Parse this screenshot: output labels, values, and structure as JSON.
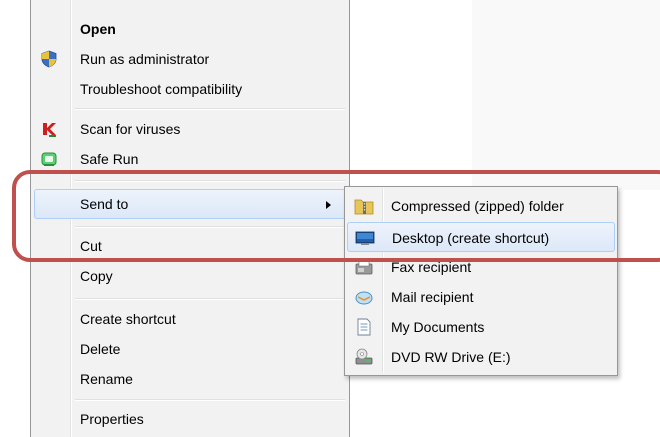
{
  "context_menu": {
    "items": [
      {
        "label": "Open",
        "icon": "none"
      },
      {
        "label": "Run as administrator",
        "icon": "uac-shield-icon"
      },
      {
        "label": "Troubleshoot compatibility",
        "icon": "none"
      },
      {
        "label": "Scan for viruses",
        "icon": "kaspersky-icon"
      },
      {
        "label": "Safe Run",
        "icon": "safe-run-icon"
      },
      {
        "label": "Send to",
        "icon": "none",
        "has_submenu": true
      },
      {
        "label": "Cut",
        "icon": "none"
      },
      {
        "label": "Copy",
        "icon": "none"
      },
      {
        "label": "Create shortcut",
        "icon": "none"
      },
      {
        "label": "Delete",
        "icon": "none"
      },
      {
        "label": "Rename",
        "icon": "none"
      },
      {
        "label": "Properties",
        "icon": "none"
      }
    ]
  },
  "send_to_menu": {
    "items": [
      {
        "label": "Compressed (zipped) folder",
        "icon": "zip-folder-icon"
      },
      {
        "label": "Desktop (create shortcut)",
        "icon": "desktop-icon"
      },
      {
        "label": "Fax recipient",
        "icon": "fax-icon"
      },
      {
        "label": "Mail recipient",
        "icon": "mail-icon"
      },
      {
        "label": "My Documents",
        "icon": "document-icon"
      },
      {
        "label": "DVD RW Drive (E:)",
        "icon": "dvd-drive-icon"
      }
    ]
  },
  "colors": {
    "highlight_border": "#aecff7",
    "annotation": "#c0504d",
    "menu_bg": "#f2f2f2"
  }
}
┄┄┄┄┄┄
▸ **What you will do**:
Each record above should be duplicated word for word, with no pictures included.

▸ **Response for this exercise**:
Parse this screenshot: output labels, values, and structure as JSON.
{
  "context_menu": {
    "items": [
      {
        "label": "Open",
        "icon": "none"
      },
      {
        "label": "Run as administrator",
        "icon": "uac-shield-icon"
      },
      {
        "label": "Troubleshoot compatibility",
        "icon": "none"
      },
      {
        "label": "Scan for viruses",
        "icon": "kaspersky-icon"
      },
      {
        "label": "Safe Run",
        "icon": "safe-run-icon"
      },
      {
        "label": "Send to",
        "icon": "none",
        "has_submenu": true
      },
      {
        "label": "Cut",
        "icon": "none"
      },
      {
        "label": "Copy",
        "icon": "none"
      },
      {
        "label": "Create shortcut",
        "icon": "none"
      },
      {
        "label": "Delete",
        "icon": "none"
      },
      {
        "label": "Rename",
        "icon": "none"
      },
      {
        "label": "Properties",
        "icon": "none"
      }
    ]
  },
  "send_to_menu": {
    "items": [
      {
        "label": "Compressed (zipped) folder",
        "icon": "zip-folder-icon"
      },
      {
        "label": "Desktop (create shortcut)",
        "icon": "desktop-icon"
      },
      {
        "label": "Fax recipient",
        "icon": "fax-icon"
      },
      {
        "label": "Mail recipient",
        "icon": "mail-icon"
      },
      {
        "label": "My Documents",
        "icon": "document-icon"
      },
      {
        "label": "DVD RW Drive (E:)",
        "icon": "dvd-drive-icon"
      }
    ]
  },
  "colors": {
    "highlight_border": "#aecff7",
    "annotation": "#c0504d",
    "menu_bg": "#f2f2f2"
  }
}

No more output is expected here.